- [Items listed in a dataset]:

>> START

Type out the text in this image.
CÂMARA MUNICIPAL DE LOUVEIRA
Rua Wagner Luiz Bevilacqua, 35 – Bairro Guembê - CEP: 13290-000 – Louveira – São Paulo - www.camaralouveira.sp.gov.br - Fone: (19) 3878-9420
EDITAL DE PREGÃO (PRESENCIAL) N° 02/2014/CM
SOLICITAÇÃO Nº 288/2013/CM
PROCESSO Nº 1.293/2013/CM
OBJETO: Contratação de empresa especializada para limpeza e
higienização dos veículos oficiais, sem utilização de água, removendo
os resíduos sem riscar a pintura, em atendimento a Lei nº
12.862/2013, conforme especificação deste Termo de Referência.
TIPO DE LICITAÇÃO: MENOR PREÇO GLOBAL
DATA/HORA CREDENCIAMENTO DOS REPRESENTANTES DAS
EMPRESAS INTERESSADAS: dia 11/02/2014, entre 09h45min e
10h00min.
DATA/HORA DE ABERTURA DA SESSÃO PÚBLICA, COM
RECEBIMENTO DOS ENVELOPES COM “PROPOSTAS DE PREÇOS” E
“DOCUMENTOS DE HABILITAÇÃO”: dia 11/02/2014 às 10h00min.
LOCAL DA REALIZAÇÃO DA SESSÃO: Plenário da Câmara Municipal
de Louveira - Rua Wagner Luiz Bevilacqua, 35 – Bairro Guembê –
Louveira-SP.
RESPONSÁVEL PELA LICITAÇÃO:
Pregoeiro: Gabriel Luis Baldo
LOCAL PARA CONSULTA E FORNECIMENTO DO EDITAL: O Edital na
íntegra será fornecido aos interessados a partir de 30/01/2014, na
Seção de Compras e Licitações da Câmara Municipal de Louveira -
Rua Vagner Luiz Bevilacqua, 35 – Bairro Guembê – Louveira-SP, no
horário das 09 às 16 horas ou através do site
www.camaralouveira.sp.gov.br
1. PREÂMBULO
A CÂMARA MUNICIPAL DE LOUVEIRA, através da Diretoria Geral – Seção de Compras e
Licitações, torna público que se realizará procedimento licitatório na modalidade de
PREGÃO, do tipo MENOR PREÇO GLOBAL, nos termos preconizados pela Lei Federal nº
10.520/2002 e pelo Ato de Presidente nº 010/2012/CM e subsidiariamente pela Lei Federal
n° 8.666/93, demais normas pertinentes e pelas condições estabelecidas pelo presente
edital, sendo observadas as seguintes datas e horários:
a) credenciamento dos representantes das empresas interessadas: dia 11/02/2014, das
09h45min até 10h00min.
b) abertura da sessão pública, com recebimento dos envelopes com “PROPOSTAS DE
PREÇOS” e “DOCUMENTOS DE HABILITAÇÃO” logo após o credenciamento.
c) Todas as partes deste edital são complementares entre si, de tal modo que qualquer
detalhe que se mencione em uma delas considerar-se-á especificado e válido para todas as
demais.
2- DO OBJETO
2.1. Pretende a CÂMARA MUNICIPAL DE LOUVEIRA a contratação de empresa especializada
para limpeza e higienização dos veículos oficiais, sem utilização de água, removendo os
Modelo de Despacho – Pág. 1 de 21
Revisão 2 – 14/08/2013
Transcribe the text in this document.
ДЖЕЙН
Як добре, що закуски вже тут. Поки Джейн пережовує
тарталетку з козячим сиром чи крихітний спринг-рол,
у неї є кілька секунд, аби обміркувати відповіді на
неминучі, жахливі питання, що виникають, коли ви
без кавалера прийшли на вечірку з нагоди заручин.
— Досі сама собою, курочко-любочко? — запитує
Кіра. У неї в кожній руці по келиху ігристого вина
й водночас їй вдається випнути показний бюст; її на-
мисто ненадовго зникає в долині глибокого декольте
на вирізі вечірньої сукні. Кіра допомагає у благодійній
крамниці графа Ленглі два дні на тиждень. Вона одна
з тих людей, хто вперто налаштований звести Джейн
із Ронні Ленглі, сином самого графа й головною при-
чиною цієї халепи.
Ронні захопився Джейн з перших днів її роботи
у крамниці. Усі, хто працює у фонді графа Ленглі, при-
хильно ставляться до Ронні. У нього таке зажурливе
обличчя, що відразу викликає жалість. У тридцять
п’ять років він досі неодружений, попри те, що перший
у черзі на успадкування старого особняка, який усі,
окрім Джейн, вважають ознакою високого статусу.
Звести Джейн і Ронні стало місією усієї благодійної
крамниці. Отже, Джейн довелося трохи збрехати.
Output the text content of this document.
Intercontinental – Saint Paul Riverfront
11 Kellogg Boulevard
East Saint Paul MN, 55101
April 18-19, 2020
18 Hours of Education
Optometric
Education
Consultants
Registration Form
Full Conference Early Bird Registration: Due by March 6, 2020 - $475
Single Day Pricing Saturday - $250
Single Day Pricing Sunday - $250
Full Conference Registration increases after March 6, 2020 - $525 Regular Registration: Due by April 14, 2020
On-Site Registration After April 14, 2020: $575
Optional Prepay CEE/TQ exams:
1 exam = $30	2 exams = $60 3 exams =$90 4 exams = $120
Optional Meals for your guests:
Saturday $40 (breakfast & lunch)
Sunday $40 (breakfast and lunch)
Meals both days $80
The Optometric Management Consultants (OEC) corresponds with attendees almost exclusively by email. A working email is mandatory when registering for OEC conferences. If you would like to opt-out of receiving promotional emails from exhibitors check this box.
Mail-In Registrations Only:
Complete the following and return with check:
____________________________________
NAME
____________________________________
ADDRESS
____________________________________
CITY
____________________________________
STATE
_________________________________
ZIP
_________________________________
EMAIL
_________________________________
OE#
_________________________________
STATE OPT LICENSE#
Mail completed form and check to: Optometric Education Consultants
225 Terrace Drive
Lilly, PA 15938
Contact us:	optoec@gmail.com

>> END

- [TASK]:
Retype the data exactly as given.

- [RESPONSE]:
Type out the text in this image.
CÂMARA MUNICIPAL DE LOUVEIRA
Rua Wagner Luiz Bevilacqua, 35 – Bairro Guembê - CEP: 13290-000 – Louveira – São Paulo - www.camaralouveira.sp.gov.br - Fone: (19) 3878-9420
EDITAL DE PREGÃO (PRESENCIAL) N° 02/2014/CM
SOLICITAÇÃO Nº 288/2013/CM
PROCESSO Nº 1.293/2013/CM
OBJETO: Contratação de empresa especializada para limpeza e
higienização dos veículos oficiais, sem utilização de água, removendo
os resíduos sem riscar a pintura, em atendimento a Lei nº
12.862/2013, conforme especificação deste Termo de Referência.
TIPO DE LICITAÇÃO: MENOR PREÇO GLOBAL
DATA/HORA CREDENCIAMENTO DOS REPRESENTANTES DAS
EMPRESAS INTERESSADAS: dia 11/02/2014, entre 09h45min e
10h00min.
DATA/HORA DE ABERTURA DA SESSÃO PÚBLICA, COM
RECEBIMENTO DOS ENVELOPES COM “PROPOSTAS DE PREÇOS” E
“DOCUMENTOS DE HABILITAÇÃO”: dia 11/02/2014 às 10h00min.
LOCAL DA REALIZAÇÃO DA SESSÃO: Plenário da Câmara Municipal
de Louveira - Rua Wagner Luiz Bevilacqua, 35 – Bairro Guembê –
Louveira-SP.
RESPONSÁVEL PELA LICITAÇÃO:
Pregoeiro: Gabriel Luis Baldo
LOCAL PARA CONSULTA E FORNECIMENTO DO EDITAL: O Edital na
íntegra será fornecido aos interessados a partir de 30/01/2014, na
Seção de Compras e Licitações da Câmara Municipal de Louveira -
Rua Vagner Luiz Bevilacqua, 35 – Bairro Guembê – Louveira-SP, no
horário das 09 às 16 horas ou através do site
www.camaralouveira.sp.gov.br
1. PREÂMBULO
A CÂMARA MUNICIPAL DE LOUVEIRA, através da Diretoria Geral – Seção de Compras e
Licitações, torna público que se realizará procedimento licitatório na modalidade de
PREGÃO, do tipo MENOR PREÇO GLOBAL, nos termos preconizados pela Lei Federal nº
10.520/2002 e pelo Ato de Presidente nº 010/2012/CM e subsidiariamente pela Lei Federal
n° 8.666/93, demais normas pertinentes e pelas condições estabelecidas pelo presente
edital, sendo observadas as seguintes datas e horários:
a) credenciamento dos representantes das empresas interessadas: dia 11/02/2014, das
09h45min até 10h00min.
b) abertura da sessão pública, com recebimento dos envelopes com “PROPOSTAS DE
PREÇOS” e “DOCUMENTOS DE HABILITAÇÃO” logo após o credenciamento.
c) Todas as partes deste edital são complementares entre si, de tal modo que qualquer
detalhe que se mencione em uma delas considerar-se-á especificado e válido para todas as
demais.
2- DO OBJETO
2.1. Pretende a CÂMARA MUNICIPAL DE LOUVEIRA a contratação de empresa especializada
para limpeza e higienização dos veículos oficiais, sem utilização de água, removendo os
Modelo de Despacho – Pág. 1 de 21
Revisão 2 – 14/08/2013
Transcribe the text in this document.
ДЖЕЙН
Як добре, що закуски вже тут. Поки Джейн пережовує
тарталетку з козячим сиром чи крихітний спринг-рол,
у неї є кілька секунд, аби обміркувати відповіді на
неминучі, жахливі питання, що виникають, коли ви
без кавалера прийшли на вечірку з нагоди заручин.
— Досі сама собою, курочко-любочко? — запитує
Кіра. У неї в кожній руці по келиху ігристого вина
й водночас їй вдається випнути показний бюст; її на-
мисто ненадовго зникає в долині глибокого декольте
на вирізі вечірньої сукні. Кіра допомагає у благодійній
крамниці графа Ленглі два дні на тиждень. Вона одна
з тих людей, хто вперто налаштований звести Джейн
із Ронні Ленглі, сином самого графа й головною при-
чиною цієї халепи.
Ронні захопився Джейн з перших днів її роботи
у крамниці. Усі, хто працює у фонді графа Ленглі, при-
хильно ставляться до Ронні. У нього таке зажурливе
обличчя, що відразу викликає жалість. У тридцять
п’ять років він досі неодружений, попри те, що перший
у черзі на успадкування старого особняка, який усі,
окрім Джейн, вважають ознакою високого статусу.
Звести Джейн і Ронні стало місією усієї благодійної
крамниці. Отже, Джейн довелося трохи збрехати.
Output the text content of this document.
Intercontinental – Saint Paul Riverfront
11 Kellogg Boulevard
East Saint Paul MN, 55101
April 18-19, 2020
18 Hours of Education
Optometric
Education
Consultants
Registration Form
Full Conference Early Bird Registration: Due by March 6, 2020 - $475
Single Day Pricing Saturday - $250
Single Day Pricing Sunday - $250
Full Conference Registration increases after March 6, 2020 - $525 Regular Registration: Due by April 14, 2020
On-Site Registration After April 14, 2020: $575
Optional Prepay CEE/TQ exams:
1 exam = $30	2 exams = $60 3 exams =$90 4 exams = $120
Optional Meals for your guests:
Saturday $40 (breakfast & lunch)
Sunday $40 (breakfast and lunch)
Meals both days $80
The Optometric Management Consultants (OEC) corresponds with attendees almost exclusively by email. A working email is mandatory when registering for OEC conferences. If you would like to opt-out of receiving promotional emails from exhibitors check this box.
Mail-In Registrations Only:
Complete the following and return with check:
____________________________________
NAME
____________________________________
ADDRESS
____________________________________
CITY
____________________________________
STATE
_________________________________
ZIP
_________________________________
EMAIL
_________________________________
OE#
_________________________________
STATE OPT LICENSE#
Mail completed form and check to: Optometric Education Consultants
225 Terrace Drive
Lilly, PA 15938
Contact us:	optoec@gmail.com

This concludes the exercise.